Record set start
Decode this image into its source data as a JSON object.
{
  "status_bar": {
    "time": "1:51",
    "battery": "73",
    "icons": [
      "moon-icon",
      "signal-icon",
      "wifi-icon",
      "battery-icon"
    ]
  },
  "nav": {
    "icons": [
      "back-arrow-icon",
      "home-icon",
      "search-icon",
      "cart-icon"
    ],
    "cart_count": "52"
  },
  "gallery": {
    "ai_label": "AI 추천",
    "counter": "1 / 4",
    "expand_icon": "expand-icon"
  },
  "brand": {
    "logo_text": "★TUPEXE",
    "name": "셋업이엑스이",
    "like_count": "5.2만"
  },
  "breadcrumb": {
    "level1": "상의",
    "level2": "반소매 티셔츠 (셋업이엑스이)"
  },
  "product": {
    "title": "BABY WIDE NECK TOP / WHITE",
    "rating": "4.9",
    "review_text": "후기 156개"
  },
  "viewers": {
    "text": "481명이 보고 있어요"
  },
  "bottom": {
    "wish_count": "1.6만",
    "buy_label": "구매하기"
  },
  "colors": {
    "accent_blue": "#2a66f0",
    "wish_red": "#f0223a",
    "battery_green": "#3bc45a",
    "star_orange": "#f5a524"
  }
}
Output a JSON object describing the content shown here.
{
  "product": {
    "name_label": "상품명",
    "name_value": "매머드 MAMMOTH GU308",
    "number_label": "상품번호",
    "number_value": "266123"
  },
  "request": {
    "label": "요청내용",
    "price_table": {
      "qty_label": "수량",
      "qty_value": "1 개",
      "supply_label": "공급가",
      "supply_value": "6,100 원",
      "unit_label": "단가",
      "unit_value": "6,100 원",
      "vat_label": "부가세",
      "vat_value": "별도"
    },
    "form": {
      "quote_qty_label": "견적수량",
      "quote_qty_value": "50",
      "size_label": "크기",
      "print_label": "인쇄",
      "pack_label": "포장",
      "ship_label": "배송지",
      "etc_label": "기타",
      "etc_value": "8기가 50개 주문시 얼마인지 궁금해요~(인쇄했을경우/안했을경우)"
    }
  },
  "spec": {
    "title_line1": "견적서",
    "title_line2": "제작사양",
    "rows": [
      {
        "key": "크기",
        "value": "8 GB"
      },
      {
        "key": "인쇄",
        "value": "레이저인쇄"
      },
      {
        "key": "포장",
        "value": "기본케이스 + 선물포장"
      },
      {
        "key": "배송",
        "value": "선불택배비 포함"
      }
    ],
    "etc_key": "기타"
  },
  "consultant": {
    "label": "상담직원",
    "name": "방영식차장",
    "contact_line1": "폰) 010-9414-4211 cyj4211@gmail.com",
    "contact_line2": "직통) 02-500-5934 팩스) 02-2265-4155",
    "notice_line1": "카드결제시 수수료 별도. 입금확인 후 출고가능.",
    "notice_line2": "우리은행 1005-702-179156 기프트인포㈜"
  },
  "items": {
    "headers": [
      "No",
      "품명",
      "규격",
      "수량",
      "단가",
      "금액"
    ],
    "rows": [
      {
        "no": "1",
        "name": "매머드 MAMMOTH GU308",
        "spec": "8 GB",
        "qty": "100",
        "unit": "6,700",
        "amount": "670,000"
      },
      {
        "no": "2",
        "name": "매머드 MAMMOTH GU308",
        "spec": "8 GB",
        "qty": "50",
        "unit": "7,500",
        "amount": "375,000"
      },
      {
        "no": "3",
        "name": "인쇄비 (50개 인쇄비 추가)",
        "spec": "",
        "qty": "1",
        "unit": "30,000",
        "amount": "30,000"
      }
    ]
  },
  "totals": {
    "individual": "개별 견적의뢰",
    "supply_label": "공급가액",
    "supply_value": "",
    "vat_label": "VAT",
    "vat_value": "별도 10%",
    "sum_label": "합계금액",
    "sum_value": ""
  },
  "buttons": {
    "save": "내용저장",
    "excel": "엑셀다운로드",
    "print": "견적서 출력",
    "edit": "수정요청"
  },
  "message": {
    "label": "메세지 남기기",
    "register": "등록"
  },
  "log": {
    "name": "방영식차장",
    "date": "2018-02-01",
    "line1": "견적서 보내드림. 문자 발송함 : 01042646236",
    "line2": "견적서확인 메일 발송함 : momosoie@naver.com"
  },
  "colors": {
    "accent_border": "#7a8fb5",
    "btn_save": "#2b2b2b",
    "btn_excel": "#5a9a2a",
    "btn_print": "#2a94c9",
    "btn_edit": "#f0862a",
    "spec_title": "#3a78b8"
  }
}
Record set end
Return the entries above exactly, each one complete.

* **Solution to this task**
Decode this image into its source data as a JSON object.
{
  "status_bar": {
    "time": "1:51",
    "battery": "73",
    "icons": [
      "moon-icon",
      "signal-icon",
      "wifi-icon",
      "battery-icon"
    ]
  },
  "nav": {
    "icons": [
      "back-arrow-icon",
      "home-icon",
      "search-icon",
      "cart-icon"
    ],
    "cart_count": "52"
  },
  "gallery": {
    "ai_label": "AI 추천",
    "counter": "1 / 4",
    "expand_icon": "expand-icon"
  },
  "brand": {
    "logo_text": "★TUPEXE",
    "name": "셋업이엑스이",
    "like_count": "5.2만"
  },
  "breadcrumb": {
    "level1": "상의",
    "level2": "반소매 티셔츠 (셋업이엑스이)"
  },
  "product": {
    "title": "BABY WIDE NECK TOP / WHITE",
    "rating": "4.9",
    "review_text": "후기 156개"
  },
  "viewers": {
    "text": "481명이 보고 있어요"
  },
  "bottom": {
    "wish_count": "1.6만",
    "buy_label": "구매하기"
  },
  "colors": {
    "accent_blue": "#2a66f0",
    "wish_red": "#f0223a",
    "battery_green": "#3bc45a",
    "star_orange": "#f5a524"
  }
}
Output a JSON object describing the content shown here.
{
  "product": {
    "name_label": "상품명",
    "name_value": "매머드 MAMMOTH GU308",
    "number_label": "상품번호",
    "number_value": "266123"
  },
  "request": {
    "label": "요청내용",
    "price_table": {
      "qty_label": "수량",
      "qty_value": "1 개",
      "supply_label": "공급가",
      "supply_value": "6,100 원",
      "unit_label": "단가",
      "unit_value": "6,100 원",
      "vat_label": "부가세",
      "vat_value": "별도"
    },
    "form": {
      "quote_qty_label": "견적수량",
      "quote_qty_value": "50",
      "size_label": "크기",
      "print_label": "인쇄",
      "pack_label": "포장",
      "ship_label": "배송지",
      "etc_label": "기타",
      "etc_value": "8기가 50개 주문시 얼마인지 궁금해요~(인쇄했을경우/안했을경우)"
    }
  },
  "spec": {
    "title_line1": "견적서",
    "title_line2": "제작사양",
    "rows": [
      {
        "key": "크기",
        "value": "8 GB"
      },
      {
        "key": "인쇄",
        "value": "레이저인쇄"
      },
      {
        "key": "포장",
        "value": "기본케이스 + 선물포장"
      },
      {
        "key": "배송",
        "value": "선불택배비 포함"
      }
    ],
    "etc_key": "기타"
  },
  "consultant": {
    "label": "상담직원",
    "name": "방영식차장",
    "contact_line1": "폰) 010-9414-4211 cyj4211@gmail.com",
    "contact_line2": "직통) 02-500-5934 팩스) 02-2265-4155",
    "notice_line1": "카드결제시 수수료 별도. 입금확인 후 출고가능.",
    "notice_line2": "우리은행 1005-702-179156 기프트인포㈜"
  },
  "items": {
    "headers": [
      "No",
      "품명",
      "규격",
      "수량",
      "단가",
      "금액"
    ],
    "rows": [
      {
        "no": "1",
        "name": "매머드 MAMMOTH GU308",
        "spec": "8 GB",
        "qty": "100",
        "unit": "6,700",
        "amount": "670,000"
      },
      {
        "no": "2",
        "name": "매머드 MAMMOTH GU308",
        "spec": "8 GB",
        "qty": "50",
        "unit": "7,500",
        "amount": "375,000"
      },
      {
        "no": "3",
        "name": "인쇄비 (50개 인쇄비 추가)",
        "spec": "",
        "qty": "1",
        "unit": "30,000",
        "amount": "30,000"
      }
    ]
  },
  "totals": {
    "individual": "개별 견적의뢰",
    "supply_label": "공급가액",
    "supply_value": "",
    "vat_label": "VAT",
    "vat_value": "별도 10%",
    "sum_label": "합계금액",
    "sum_value": ""
  },
  "buttons": {
    "save": "내용저장",
    "excel": "엑셀다운로드",
    "print": "견적서 출력",
    "edit": "수정요청"
  },
  "message": {
    "label": "메세지 남기기",
    "register": "등록"
  },
  "log": {
    "name": "방영식차장",
    "date": "2018-02-01",
    "line1": "견적서 보내드림. 문자 발송함 : 01042646236",
    "line2": "견적서확인 메일 발송함 : momosoie@naver.com"
  },
  "colors": {
    "accent_border": "#7a8fb5",
    "btn_save": "#2b2b2b",
    "btn_excel": "#5a9a2a",
    "btn_print": "#2a94c9",
    "btn_edit": "#f0862a",
    "spec_title": "#3a78b8"
  }
}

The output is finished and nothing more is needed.